## Given problem
Find the string "παράθυρο" in the listing and report every line that has it.

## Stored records
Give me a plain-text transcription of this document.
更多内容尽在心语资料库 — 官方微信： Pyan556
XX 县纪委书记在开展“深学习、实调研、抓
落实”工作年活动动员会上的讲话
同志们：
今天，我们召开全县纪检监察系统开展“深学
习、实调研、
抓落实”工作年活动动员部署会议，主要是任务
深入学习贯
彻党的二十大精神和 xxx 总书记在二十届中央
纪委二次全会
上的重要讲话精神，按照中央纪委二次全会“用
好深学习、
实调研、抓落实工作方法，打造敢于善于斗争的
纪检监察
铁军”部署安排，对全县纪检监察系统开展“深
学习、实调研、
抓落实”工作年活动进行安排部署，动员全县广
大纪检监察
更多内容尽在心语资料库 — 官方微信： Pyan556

...

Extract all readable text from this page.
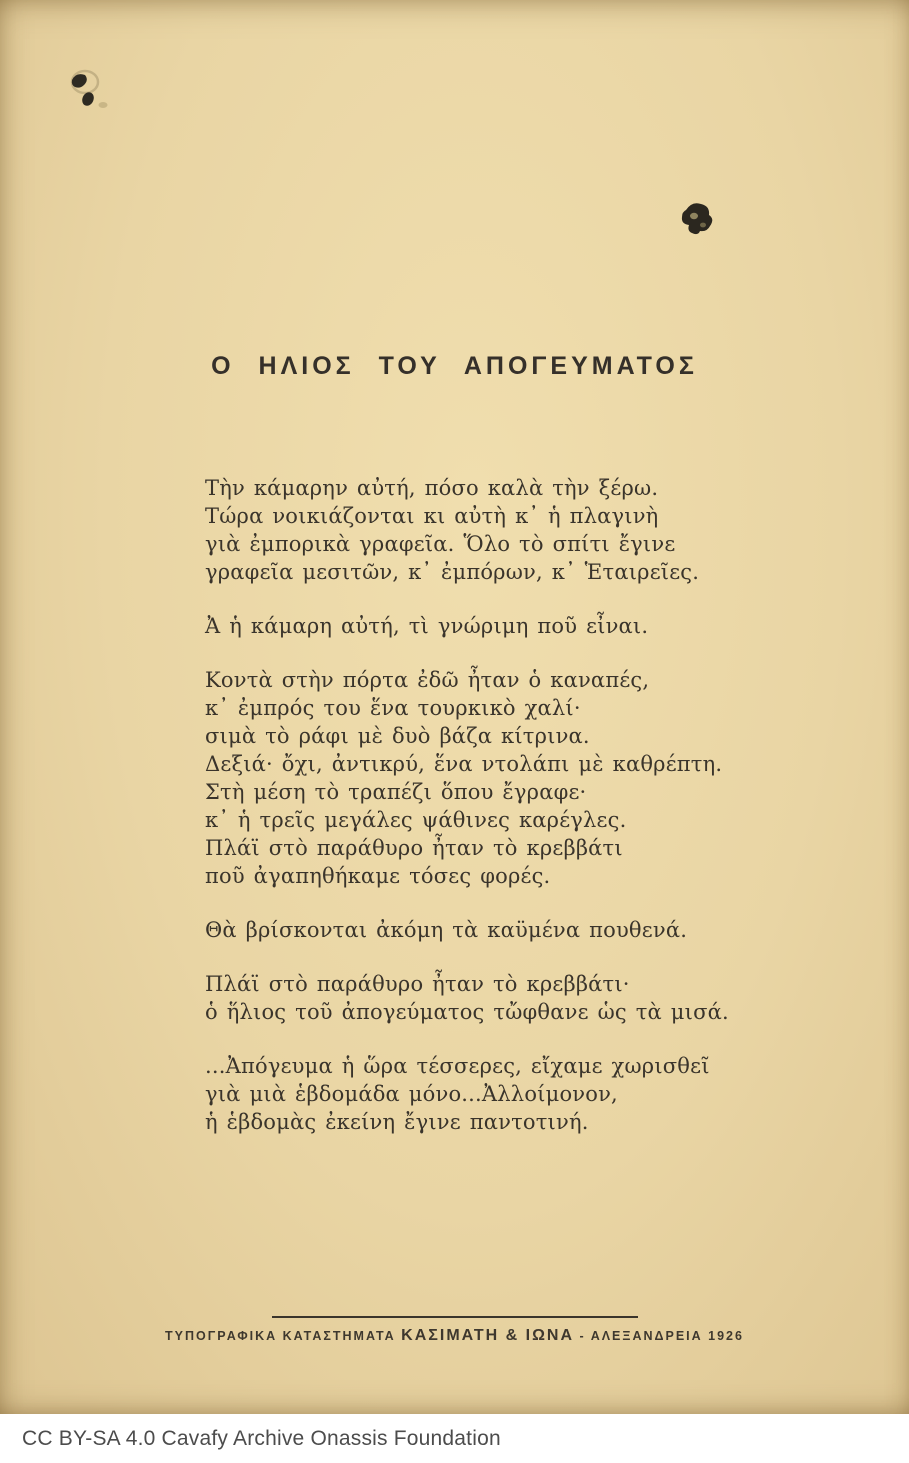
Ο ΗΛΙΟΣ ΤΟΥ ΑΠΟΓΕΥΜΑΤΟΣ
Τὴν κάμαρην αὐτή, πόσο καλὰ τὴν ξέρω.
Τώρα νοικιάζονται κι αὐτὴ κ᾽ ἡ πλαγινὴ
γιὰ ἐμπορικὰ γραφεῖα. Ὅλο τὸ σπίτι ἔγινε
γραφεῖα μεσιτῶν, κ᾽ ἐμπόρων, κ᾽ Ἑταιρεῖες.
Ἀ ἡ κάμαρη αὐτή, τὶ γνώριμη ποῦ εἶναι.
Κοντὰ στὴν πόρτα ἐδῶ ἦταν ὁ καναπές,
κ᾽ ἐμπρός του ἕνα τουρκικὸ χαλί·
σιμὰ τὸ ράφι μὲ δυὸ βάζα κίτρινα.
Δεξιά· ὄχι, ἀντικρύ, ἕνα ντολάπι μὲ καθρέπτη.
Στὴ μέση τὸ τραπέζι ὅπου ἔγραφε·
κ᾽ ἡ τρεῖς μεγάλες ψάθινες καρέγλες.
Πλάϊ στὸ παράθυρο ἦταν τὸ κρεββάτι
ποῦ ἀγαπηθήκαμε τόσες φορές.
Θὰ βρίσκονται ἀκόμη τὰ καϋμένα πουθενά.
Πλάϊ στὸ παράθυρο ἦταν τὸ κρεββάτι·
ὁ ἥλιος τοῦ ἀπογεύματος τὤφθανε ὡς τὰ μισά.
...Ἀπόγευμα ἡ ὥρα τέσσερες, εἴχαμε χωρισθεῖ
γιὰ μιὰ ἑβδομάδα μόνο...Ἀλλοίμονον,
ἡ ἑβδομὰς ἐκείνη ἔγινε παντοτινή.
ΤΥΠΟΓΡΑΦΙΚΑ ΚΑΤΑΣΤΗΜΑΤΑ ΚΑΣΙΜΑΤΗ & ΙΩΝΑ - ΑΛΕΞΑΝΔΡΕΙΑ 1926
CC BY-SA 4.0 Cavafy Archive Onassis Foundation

## Solution for this exercise
Πλάϊ στὸ παράθυρο ἦταν τὸ κρεββάτι
Πλάϊ στὸ παράθυρο ἦταν τὸ κρεββάτι·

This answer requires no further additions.